Data records
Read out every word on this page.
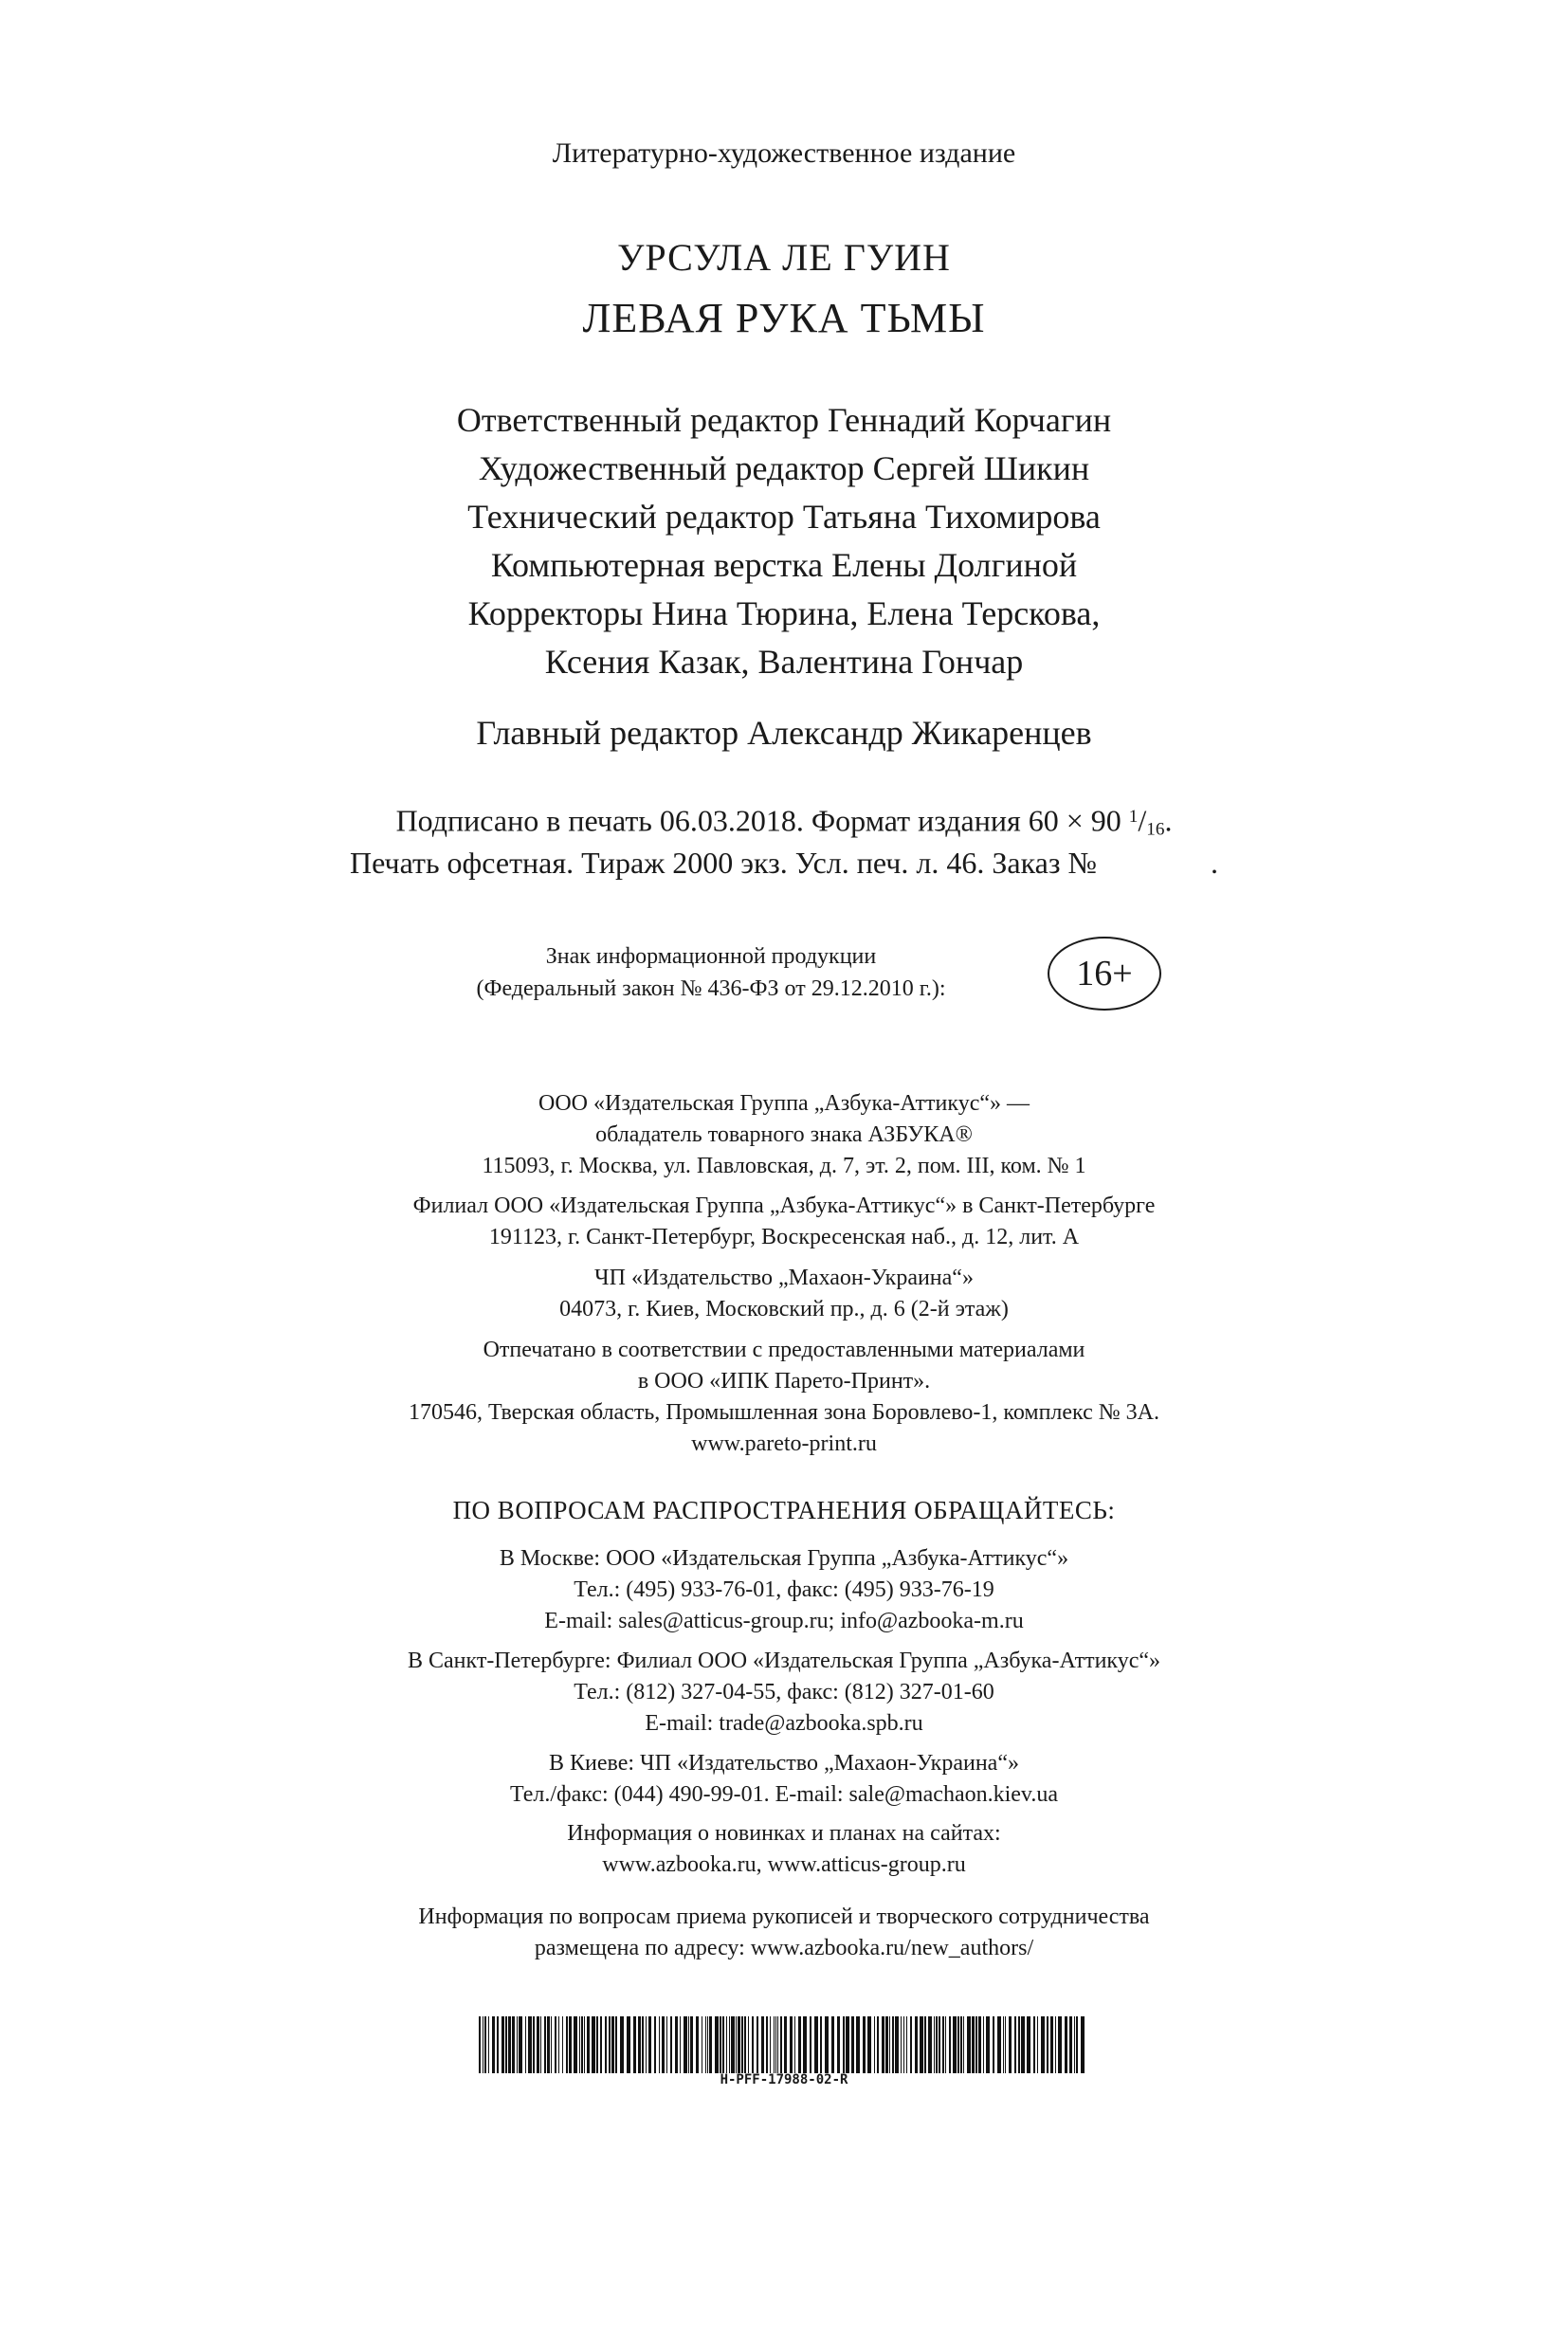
Литературно-художественное издание
УРСУЛА ЛЕ ГУИН
ЛЕВАЯ РУКА ТЬМЫ
Ответственный редактор Геннадий Корчагин
Художественный редактор Сергей Шикин
Технический редактор Татьяна Тихомирова
Компьютерная верстка Елены Долгиной
Корректоры Нина Тюрина, Елена Терскова,
Ксения Казак, Валентина Гончар
Главный редактор Александр Жикаренцев
Подписано в печать 06.03.2018. Формат издания 60 × 90 $^1/_{16}$.
Печать офсетная. Тираж 2000 экз. Усл. печ. л. 46. Заказ №	.
Знак информационной продукции
(Федеральный закон № 436-ФЗ от 29.12.2010 г.):	16+
ООО «Издательская Группа „Азбука-Аттикус“» —
обладатель товарного знака АЗБУКА®
115093, г. Москва, ул. Павловская, д. 7, эт. 2, пом. III, ком. № 1
Филиал ООО «Издательская Группа „Азбука-Аттикус“» в Санкт-Петербурге
191123, г. Санкт-Петербург, Воскресенская наб., д. 12, лит. А
ЧП «Издательство „Махаон-Украина“»
04073, г. Киев, Московский пр., д. 6 (2-й этаж)
Отпечатано в соответствии с предоставленными материалами
в ООО «ИПК Парето-Принт».
170546, Тверская область, Промышленная зона Боровлево-1, комплекс № 3А.
www.pareto-print.ru
ПО ВОПРОСАМ РАСПРОСТРАНЕНИЯ ОБРАЩАЙТЕСЬ:
В Москве: ООО «Издательская Группа „Азбука-Аттикус“»
Тел.: (495) 933-76-01, факс: (495) 933-76-19
E-mail: sales@atticus-group.ru; info@azbooka-m.ru
В Санкт-Петербурге: Филиал ООО «Издательская Группа „Азбука-Аттикус“»
Тел.: (812) 327-04-55, факс: (812) 327-01-60
E-mail: trade@azbooka.spb.ru
В Киеве: ЧП «Издательство „Махаон-Украина“»
Тел./факс: (044) 490-99-01. E-mail: sale@machaon.kiev.ua
Информация о новинках и планах на сайтах:
www.azbooka.ru, www.atticus-group.ru
Информация по вопросам приема рукописей и творческого сотрудничества
размещена по адресу: www.azbooka.ru/new_authors/
Н-PFF-17988-02-R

- _What you will do_: Pictures are to be left out; the records above must be repeated word for word.

- _Task output_:
Read out every word on this page.
Литературно-художественное издание
УРСУЛА ЛЕ ГУИН
ЛЕВАЯ РУКА ТЬМЫ
Ответственный редактор Геннадий Корчагин
Художественный редактор Сергей Шикин
Технический редактор Татьяна Тихомирова
Компьютерная верстка Елены Долгиной
Корректоры Нина Тюрина, Елена Терскова,
Ксения Казак, Валентина Гончар
Главный редактор Александр Жикаренцев
Подписано в печать 06.03.2018. Формат издания 60 × 90 $^1/_{16}$.
Печать офсетная. Тираж 2000 экз. Усл. печ. л. 46. Заказ №	.
Знак информационной продукции
(Федеральный закон № 436-ФЗ от 29.12.2010 г.):	16+
ООО «Издательская Группа „Азбука-Аттикус“» —
обладатель товарного знака АЗБУКА®
115093, г. Москва, ул. Павловская, д. 7, эт. 2, пом. III, ком. № 1
Филиал ООО «Издательская Группа „Азбука-Аттикус“» в Санкт-Петербурге
191123, г. Санкт-Петербург, Воскресенская наб., д. 12, лит. А
ЧП «Издательство „Махаон-Украина“»
04073, г. Киев, Московский пр., д. 6 (2-й этаж)
Отпечатано в соответствии с предоставленными материалами
в ООО «ИПК Парето-Принт».
170546, Тверская область, Промышленная зона Боровлево-1, комплекс № 3А.
www.pareto-print.ru
ПО ВОПРОСАМ РАСПРОСТРАНЕНИЯ ОБРАЩАЙТЕСЬ:
В Москве: ООО «Издательская Группа „Азбука-Аттикус“»
Тел.: (495) 933-76-01, факс: (495) 933-76-19
E-mail: sales@atticus-group.ru; info@azbooka-m.ru
В Санкт-Петербурге: Филиал ООО «Издательская Группа „Азбука-Аттикус“»
Тел.: (812) 327-04-55, факс: (812) 327-01-60
E-mail: trade@azbooka.spb.ru
В Киеве: ЧП «Издательство „Махаон-Украина“»
Тел./факс: (044) 490-99-01. E-mail: sale@machaon.kiev.ua
Информация о новинках и планах на сайтах:
www.azbooka.ru, www.atticus-group.ru
Информация по вопросам приема рукописей и творческого сотрудничества
размещена по адресу: www.azbooka.ru/new_authors/
Н-PFF-17988-02-R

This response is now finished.